_Goal_
Lines that contain the string "text" are to be copied; leave out all others.

_Dataset records_
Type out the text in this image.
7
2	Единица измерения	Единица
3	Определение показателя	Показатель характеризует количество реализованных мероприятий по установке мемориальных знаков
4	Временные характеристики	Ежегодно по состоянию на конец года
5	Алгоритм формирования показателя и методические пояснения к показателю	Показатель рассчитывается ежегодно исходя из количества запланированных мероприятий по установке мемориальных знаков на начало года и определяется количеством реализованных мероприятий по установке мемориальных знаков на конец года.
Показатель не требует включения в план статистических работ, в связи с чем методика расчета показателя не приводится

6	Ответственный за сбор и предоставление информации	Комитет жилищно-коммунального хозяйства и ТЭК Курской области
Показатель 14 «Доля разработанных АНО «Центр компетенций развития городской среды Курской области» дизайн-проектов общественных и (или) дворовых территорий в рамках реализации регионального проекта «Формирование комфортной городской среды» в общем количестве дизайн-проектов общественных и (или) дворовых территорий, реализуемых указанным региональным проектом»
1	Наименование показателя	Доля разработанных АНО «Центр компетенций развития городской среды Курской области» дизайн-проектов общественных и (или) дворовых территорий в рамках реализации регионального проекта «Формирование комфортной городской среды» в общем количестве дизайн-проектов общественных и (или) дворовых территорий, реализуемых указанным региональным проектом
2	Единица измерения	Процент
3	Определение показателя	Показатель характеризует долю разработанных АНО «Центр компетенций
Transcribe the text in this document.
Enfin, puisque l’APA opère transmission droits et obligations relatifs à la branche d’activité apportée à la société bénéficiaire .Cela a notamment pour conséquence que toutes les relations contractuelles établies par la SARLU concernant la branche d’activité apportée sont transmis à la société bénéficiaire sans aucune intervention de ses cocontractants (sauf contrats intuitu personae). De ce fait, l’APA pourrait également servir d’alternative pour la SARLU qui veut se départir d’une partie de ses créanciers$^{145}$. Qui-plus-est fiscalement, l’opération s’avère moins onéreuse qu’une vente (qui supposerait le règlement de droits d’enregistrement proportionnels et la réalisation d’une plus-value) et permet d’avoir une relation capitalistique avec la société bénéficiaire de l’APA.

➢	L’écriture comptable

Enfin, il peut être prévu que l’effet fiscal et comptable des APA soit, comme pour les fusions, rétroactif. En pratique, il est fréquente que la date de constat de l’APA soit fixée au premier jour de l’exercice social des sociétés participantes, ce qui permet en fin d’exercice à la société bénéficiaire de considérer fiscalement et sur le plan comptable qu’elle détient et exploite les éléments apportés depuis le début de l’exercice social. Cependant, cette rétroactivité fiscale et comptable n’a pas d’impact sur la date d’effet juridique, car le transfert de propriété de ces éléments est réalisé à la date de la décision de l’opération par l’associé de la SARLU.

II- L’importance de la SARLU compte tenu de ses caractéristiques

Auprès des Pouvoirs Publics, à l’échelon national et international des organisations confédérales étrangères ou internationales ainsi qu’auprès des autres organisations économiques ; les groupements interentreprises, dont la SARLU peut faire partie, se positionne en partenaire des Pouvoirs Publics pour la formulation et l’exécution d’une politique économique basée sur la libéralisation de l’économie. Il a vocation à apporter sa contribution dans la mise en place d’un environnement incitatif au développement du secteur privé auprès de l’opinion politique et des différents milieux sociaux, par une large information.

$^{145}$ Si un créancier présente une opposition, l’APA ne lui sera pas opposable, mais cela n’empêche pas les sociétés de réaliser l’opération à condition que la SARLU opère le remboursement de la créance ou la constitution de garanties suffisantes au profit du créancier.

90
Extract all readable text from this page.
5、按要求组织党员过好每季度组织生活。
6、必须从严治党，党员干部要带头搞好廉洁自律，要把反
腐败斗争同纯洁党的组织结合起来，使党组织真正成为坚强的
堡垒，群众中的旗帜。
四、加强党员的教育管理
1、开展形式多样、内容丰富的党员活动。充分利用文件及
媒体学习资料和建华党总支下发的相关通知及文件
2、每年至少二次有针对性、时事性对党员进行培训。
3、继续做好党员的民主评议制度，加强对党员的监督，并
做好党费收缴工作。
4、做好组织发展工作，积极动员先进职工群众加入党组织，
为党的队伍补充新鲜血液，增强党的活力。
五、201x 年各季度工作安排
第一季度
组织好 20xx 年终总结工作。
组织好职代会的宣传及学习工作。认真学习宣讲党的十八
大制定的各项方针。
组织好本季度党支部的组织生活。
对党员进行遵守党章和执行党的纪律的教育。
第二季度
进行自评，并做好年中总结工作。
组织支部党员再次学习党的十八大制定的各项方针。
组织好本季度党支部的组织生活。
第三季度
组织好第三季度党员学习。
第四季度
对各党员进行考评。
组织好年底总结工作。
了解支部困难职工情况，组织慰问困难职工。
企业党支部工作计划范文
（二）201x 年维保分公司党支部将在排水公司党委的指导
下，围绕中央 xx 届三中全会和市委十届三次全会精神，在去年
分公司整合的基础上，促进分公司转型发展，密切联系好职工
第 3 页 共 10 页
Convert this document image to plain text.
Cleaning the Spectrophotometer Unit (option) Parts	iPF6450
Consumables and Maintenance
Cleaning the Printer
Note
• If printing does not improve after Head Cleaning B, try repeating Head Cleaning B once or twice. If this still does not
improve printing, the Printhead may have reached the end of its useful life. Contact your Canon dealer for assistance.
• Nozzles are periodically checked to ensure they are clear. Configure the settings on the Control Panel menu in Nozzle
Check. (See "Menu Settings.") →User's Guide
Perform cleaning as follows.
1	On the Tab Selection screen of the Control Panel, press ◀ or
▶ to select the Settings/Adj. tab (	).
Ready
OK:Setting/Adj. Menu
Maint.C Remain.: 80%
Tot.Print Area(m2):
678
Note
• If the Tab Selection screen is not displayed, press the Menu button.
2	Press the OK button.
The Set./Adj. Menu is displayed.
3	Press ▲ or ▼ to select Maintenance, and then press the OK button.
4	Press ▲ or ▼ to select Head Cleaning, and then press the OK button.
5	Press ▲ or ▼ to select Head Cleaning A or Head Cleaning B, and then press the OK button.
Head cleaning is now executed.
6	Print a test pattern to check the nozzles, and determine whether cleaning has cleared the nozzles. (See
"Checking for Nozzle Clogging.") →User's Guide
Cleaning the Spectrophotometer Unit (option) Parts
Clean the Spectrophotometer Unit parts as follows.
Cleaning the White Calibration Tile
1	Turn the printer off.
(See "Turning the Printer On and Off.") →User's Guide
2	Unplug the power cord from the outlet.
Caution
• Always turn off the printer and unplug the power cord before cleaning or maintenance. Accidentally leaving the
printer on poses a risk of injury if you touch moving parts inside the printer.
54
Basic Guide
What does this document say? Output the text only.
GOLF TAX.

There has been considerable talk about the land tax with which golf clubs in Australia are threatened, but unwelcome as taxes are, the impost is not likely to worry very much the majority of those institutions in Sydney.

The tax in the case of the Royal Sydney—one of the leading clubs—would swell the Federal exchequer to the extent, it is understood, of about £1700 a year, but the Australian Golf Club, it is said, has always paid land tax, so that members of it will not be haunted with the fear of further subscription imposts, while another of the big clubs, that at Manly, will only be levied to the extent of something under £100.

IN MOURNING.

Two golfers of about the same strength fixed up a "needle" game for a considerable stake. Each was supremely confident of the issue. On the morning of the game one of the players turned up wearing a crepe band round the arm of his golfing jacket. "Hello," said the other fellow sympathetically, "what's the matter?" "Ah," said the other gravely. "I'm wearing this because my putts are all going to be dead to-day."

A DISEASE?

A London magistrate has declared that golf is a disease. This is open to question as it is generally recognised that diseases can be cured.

_Response_
Type out the text in this image.
Transcribe the text in this document.
Extract all readable text from this page.
Convert this document image to plain text.
What does this document say? Output the text only.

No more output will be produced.